[WHAT YOU WILL DO] Write the records below out again exactly as given, with no images.

----- WORKING DATA -----

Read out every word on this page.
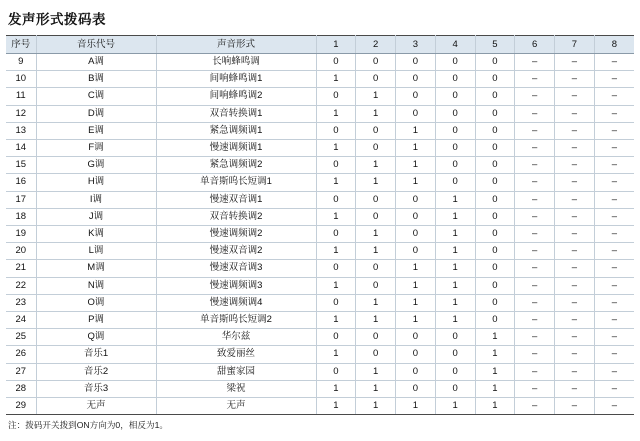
发声形式拨码表
序号	音乐代号	声音形式	1	2	3	4	5	6	7	8
9	A调	长响蜂鸣调	0	0	0	0	0	–	–	–
10	B调	间响蜂鸣调1	1	0	0	0	0	–	–	–
11	C调	间响蜂鸣调2	0	1	0	0	0	–	–	–
12	D调	双音转换调1	1	1	0	0	0	–	–	–
13	E调	紧急调频调1	0	0	1	0	0	–	–	–
14	F调	慢速调频调1	1	0	1	0	0	–	–	–
15	G调	紧急调频调2	0	1	1	0	0	–	–	–
16	H调	单音斯呜长短调1	1	1	1	0	0	–	–	–
17	I调	慢速双音调1	0	0	0	1	0	–	–	–
18	J调	双音转换调2	1	0	0	1	0	–	–	–
19	K调	慢速调频调2	0	1	0	1	0	–	–	–
20	L调	慢速双音调2	1	1	0	1	0	–	–	–
21	M调	慢速双音调3	0	0	1	1	0	–	–	–
22	N调	慢速调频调3	1	0	1	1	0	–	–	–
23	O调	慢速调频调4	0	1	1	1	0	–	–	–
24	P调	单音斯呜长短调2	1	1	1	1	0	–	–	–
25	Q调	华尔兹	0	0	0	0	1	–	–	–
26	音乐1	致爱丽丝	1	0	0	0	1	–	–	–
27	音乐2	甜蜜家园	0	1	0	0	1	–	–	–
28	音乐3	梁祝	1	1	0	0	1	–	–	–
29	无声	无声	1	1	1	1	1	–	–	–
注：拨码开关拨到ON方向为0，相反为1。
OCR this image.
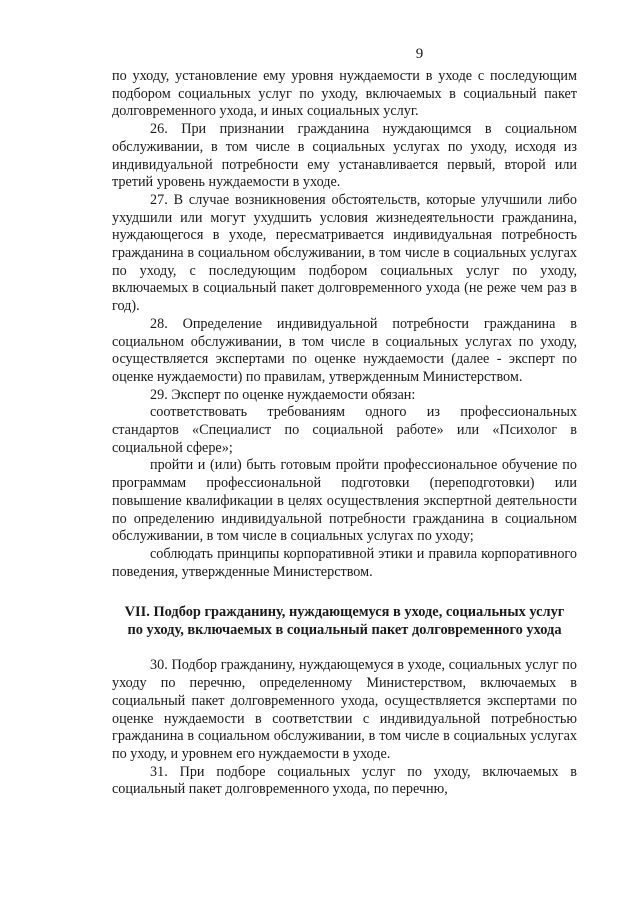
9

по уходу, установление ему уровня нуждаемости в уходе с последующим подбором социальных услуг по уходу, включаемых в социальный пакет долговременного ухода, и иных социальных услуг.

26. При признании гражданина нуждающимся в социальном обслуживании, в том числе в социальных услугах по уходу, исходя из индивидуальной потребности ему устанавливается первый, второй или третий уровень нуждаемости в уходе.

27. В случае возникновения обстоятельств, которые улучшили либо ухудшили или могут ухудшить условия жизнедеятельности гражданина, нуждающегося в уходе, пересматривается индивидуальная потребность гражданина в социальном обслуживании, в том числе в социальных услугах по уходу, с последующим подбором социальных услуг по уходу, включаемых в социальный пакет долговременного ухода (не реже чем раз в год).

28. Определение индивидуальной потребности гражданина в социальном обслуживании, в том числе в социальных услугах по уходу, осуществляется экспертами по оценке нуждаемости (далее - эксперт по оценке нуждаемости) по правилам, утвержденным Министерством.

29. Эксперт по оценке нуждаемости обязан:

соответствовать требованиям одного из профессиональных стандартов «Специалист по социальной работе» или «Психолог в социальной сфере»;

пройти и (или) быть готовым пройти профессиональное обучение по программам профессиональной подготовки (переподготовки) или повышение квалификации в целях осуществления экспертной деятельности по определению индивидуальной потребности гражданина в социальном обслуживании, в том числе в социальных услугах по уходу;

соблюдать принципы корпоративной этики и правила корпоративного поведения, утвержденные Министерством.

VII. Подбор гражданину, нуждающемуся в уходе, социальных услуг
по уходу, включаемых в социальный пакет долговременного ухода

30. Подбор гражданину, нуждающемуся в уходе, социальных услуг по уходу по перечню, определенному Министерством, включаемых в социальный пакет долговременного ухода, осуществляется экспертами по оценке нуждаемости в соответствии с индивидуальной потребностью гражданина в социальном обслуживании, в том числе в социальных услугах по уходу, и уровнем его нуждаемости в уходе.

31. При подборе социальных услуг по уходу, включаемых в социальный пакет долговременного ухода, по перечню,
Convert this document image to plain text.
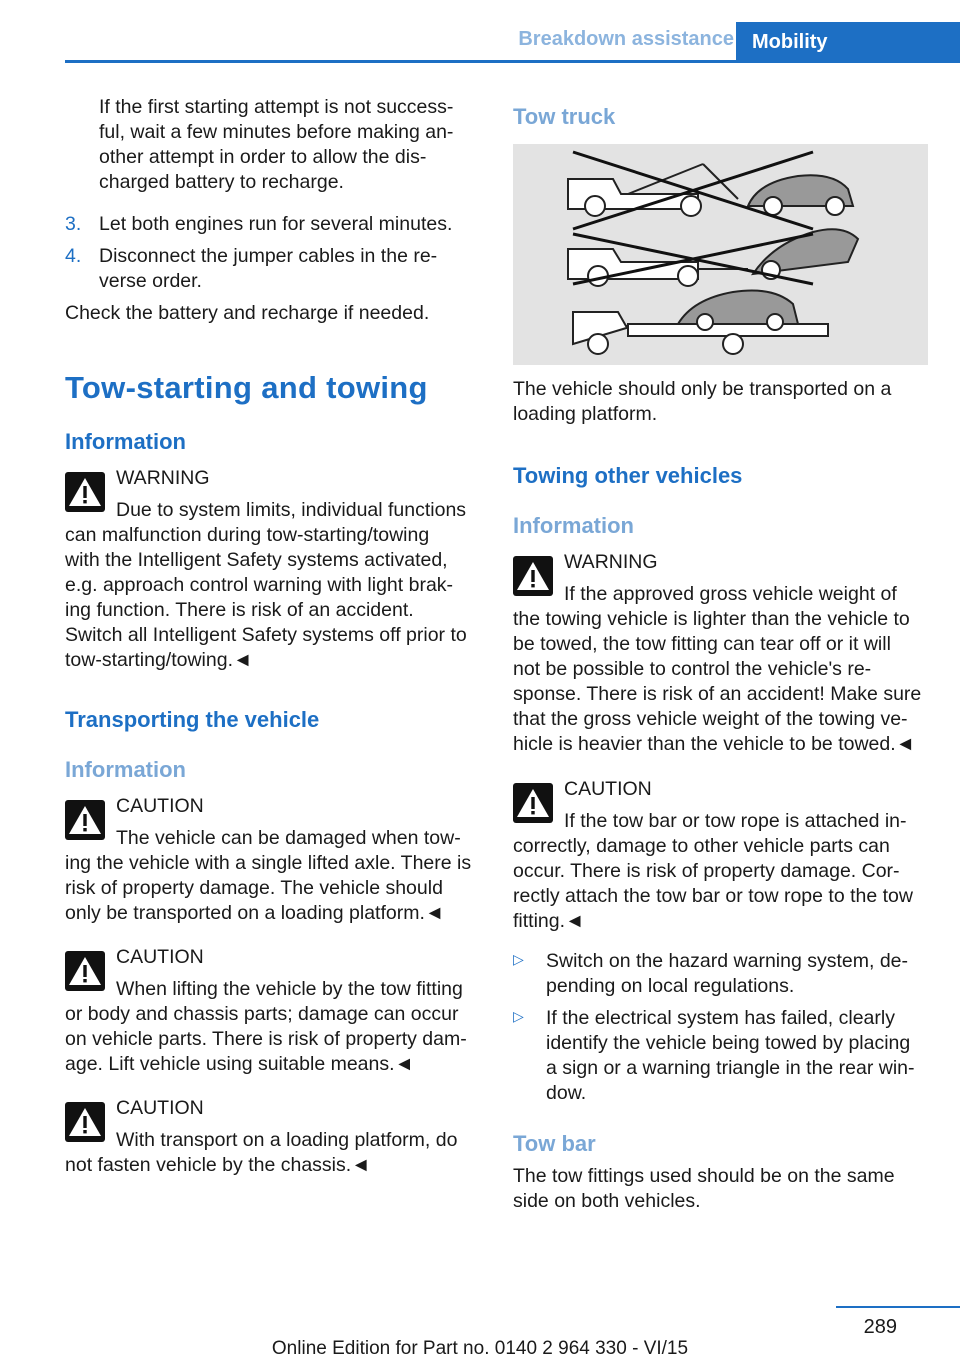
Breakdown assistance Mobility

If the first starting attempt is not success-

ful, wait a few minutes before making an-

other attempt in order to allow the dis-

charged battery to recharge.

3. Let both engines run for several minutes.

4. Disconnect the jumper cables in the re-

verse order.

Check the battery and recharge if needed.

Tow-starting and towing
Information

WARNING

Due to system limits, individual functions

can malfunction during tow-starting/towing

with the Intelligent Safety systems activated,

e.g. approach control warning with light brak-

ing function. There is risk of an accident.

Switch all Intelligent Safety systems off prior to

tow-starting/towing.◄

Transporting the vehicle
Information

CAUTION

The vehicle can be damaged when tow-

ing the vehicle with a single lifted axle. There is

risk of property damage. The vehicle should

only be transported on a loading platform.◄

CAUTION

When lifting the vehicle by the tow fitting

or body and chassis parts; damage can occur

on vehicle parts. There is risk of property dam-

age. Lift vehicle using suitable means.◄

CAUTION

With transport on a loading platform, do

not fasten vehicle by the chassis.◄

Tow truck

The vehicle should only be transported on a

loading platform.

Towing other vehicles
Information

WARNING

If the approved gross vehicle weight of

the towing vehicle is lighter than the vehicle to

be towed, the tow fitting can tear off or it will

not be possible to control the vehicle's re-

sponse. There is risk of an accident! Make sure

that the gross vehicle weight of the towing ve-

hicle is heavier than the vehicle to be towed.◄

CAUTION

If the tow bar or tow rope is attached in-

correctly, damage to other vehicle parts can

occur. There is risk of property damage. Cor-

rectly attach the tow bar or tow rope to the tow

fitting.◄

▷	Switch on the hazard warning system, de-

pending on local regulations.

▷	If the electrical system has failed, clearly

identify the vehicle being towed by placing

a sign or a warning triangle in the rear win-

dow.

Tow bar

The tow fittings used should be on the same

side on both vehicles.

289
Online Edition for Part no. 0140 2 964 330 - VI/15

-----

[ANSWER TO THE TASK]
Read out every word on this page.
发声形式拨码表
序号	音乐代号	声音形式	1	2	3	4	5	6	7	8
9	A调	长响蜂鸣调	0	0	0	0	0	–	–	–
10	B调	间响蜂鸣调1	1	0	0	0	0	–	–	–
11	C调	间响蜂鸣调2	0	1	0	0	0	–	–	–
12	D调	双音转换调1	1	1	0	0	0	–	–	–
13	E调	紧急调频调1	0	0	1	0	0	–	–	–
14	F调	慢速调频调1	1	0	1	0	0	–	–	–
15	G调	紧急调频调2	0	1	1	0	0	–	–	–
16	H调	单音斯呜长短调1	1	1	1	0	0	–	–	–
17	I调	慢速双音调1	0	0	0	1	0	–	–	–
18	J调	双音转换调2	1	0	0	1	0	–	–	–
19	K调	慢速调频调2	0	1	0	1	0	–	–	–
20	L调	慢速双音调2	1	1	0	1	0	–	–	–
21	M调	慢速双音调3	0	0	1	1	0	–	–	–
22	N调	慢速调频调3	1	0	1	1	0	–	–	–
23	O调	慢速调频调4	0	1	1	1	0	–	–	–
24	P调	单音斯呜长短调2	1	1	1	1	0	–	–	–
25	Q调	华尔兹	0	0	0	0	1	–	–	–
26	音乐1	致爱丽丝	1	0	0	0	1	–	–	–
27	音乐2	甜蜜家园	0	1	0	0	1	–	–	–
28	音乐3	梁祝	1	1	0	0	1	–	–	–
29	无声	无声	1	1	1	1	1	–	–	–
注：拨码开关拨到ON方向为0，相反为1。
OCR this image.
9

по уходу, установление ему уровня нуждаемости в уходе с последующим подбором социальных услуг по уходу, включаемых в социальный пакет долговременного ухода, и иных социальных услуг.

26. При признании гражданина нуждающимся в социальном обслуживании, в том числе в социальных услугах по уходу, исходя из индивидуальной потребности ему устанавливается первый, второй или третий уровень нуждаемости в уходе.

27. В случае возникновения обстоятельств, которые улучшили либо ухудшили или могут ухудшить условия жизнедеятельности гражданина, нуждающегося в уходе, пересматривается индивидуальная потребность гражданина в социальном обслуживании, в том числе в социальных услугах по уходу, с последующим подбором социальных услуг по уходу, включаемых в социальный пакет долговременного ухода (не реже чем раз в год).

28. Определение индивидуальной потребности гражданина в социальном обслуживании, в том числе в социальных услугах по уходу, осуществляется экспертами по оценке нуждаемости (далее - эксперт по оценке нуждаемости) по правилам, утвержденным Министерством.

29. Эксперт по оценке нуждаемости обязан:

соответствовать требованиям одного из профессиональных стандартов «Специалист по социальной работе» или «Психолог в социальной сфере»;

пройти и (или) быть готовым пройти профессиональное обучение по программам профессиональной подготовки (переподготовки) или повышение квалификации в целях осуществления экспертной деятельности по определению индивидуальной потребности гражданина в социальном обслуживании, в том числе в социальных услугах по уходу;

соблюдать принципы корпоративной этики и правила корпоративного поведения, утвержденные Министерством.

VII. Подбор гражданину, нуждающемуся в уходе, социальных услуг
по уходу, включаемых в социальный пакет долговременного ухода

30. Подбор гражданину, нуждающемуся в уходе, социальных услуг по уходу по перечню, определенному Министерством, включаемых в социальный пакет долговременного ухода, осуществляется экспертами по оценке нуждаемости в соответствии с индивидуальной потребностью гражданина в социальном обслуживании, в том числе в социальных услугах по уходу, и уровнем его нуждаемости в уходе.

31. При подборе социальных услуг по уходу, включаемых в социальный пакет долговременного ухода, по перечню,
Convert this document image to plain text.
Breakdown assistance Mobility

If the first starting attempt is not success-

ful, wait a few minutes before making an-

other attempt in order to allow the dis-

charged battery to recharge.

3. Let both engines run for several minutes.

4. Disconnect the jumper cables in the re-

verse order.

Check the battery and recharge if needed.

Tow-starting and towing
Information

WARNING

Due to system limits, individual functions

can malfunction during tow-starting/towing

with the Intelligent Safety systems activated,

e.g. approach control warning with light brak-

ing function. There is risk of an accident.

Switch all Intelligent Safety systems off prior to

tow-starting/towing.◄

Transporting the vehicle
Information

CAUTION

The vehicle can be damaged when tow-

ing the vehicle with a single lifted axle. There is

risk of property damage. The vehicle should

only be transported on a loading platform.◄

CAUTION

When lifting the vehicle by the tow fitting

or body and chassis parts; damage can occur

on vehicle parts. There is risk of property dam-

age. Lift vehicle using suitable means.◄

CAUTION

With transport on a loading platform, do

not fasten vehicle by the chassis.◄

Tow truck

The vehicle should only be transported on a

loading platform.

Towing other vehicles
Information

WARNING

If the approved gross vehicle weight of

the towing vehicle is lighter than the vehicle to

be towed, the tow fitting can tear off or it will

not be possible to control the vehicle's re-

sponse. There is risk of an accident! Make sure

that the gross vehicle weight of the towing ve-

hicle is heavier than the vehicle to be towed.◄

CAUTION

If the tow bar or tow rope is attached in-

correctly, damage to other vehicle parts can

occur. There is risk of property damage. Cor-

rectly attach the tow bar or tow rope to the tow

fitting.◄

▷	Switch on the hazard warning system, de-

pending on local regulations.

▷	If the electrical system has failed, clearly

identify the vehicle being towed by placing

a sign or a warning triangle in the rear win-

dow.

Tow bar

The tow fittings used should be on the same

side on both vehicles.

289
Online Edition for Part no. 0140 2 964 330 - VI/15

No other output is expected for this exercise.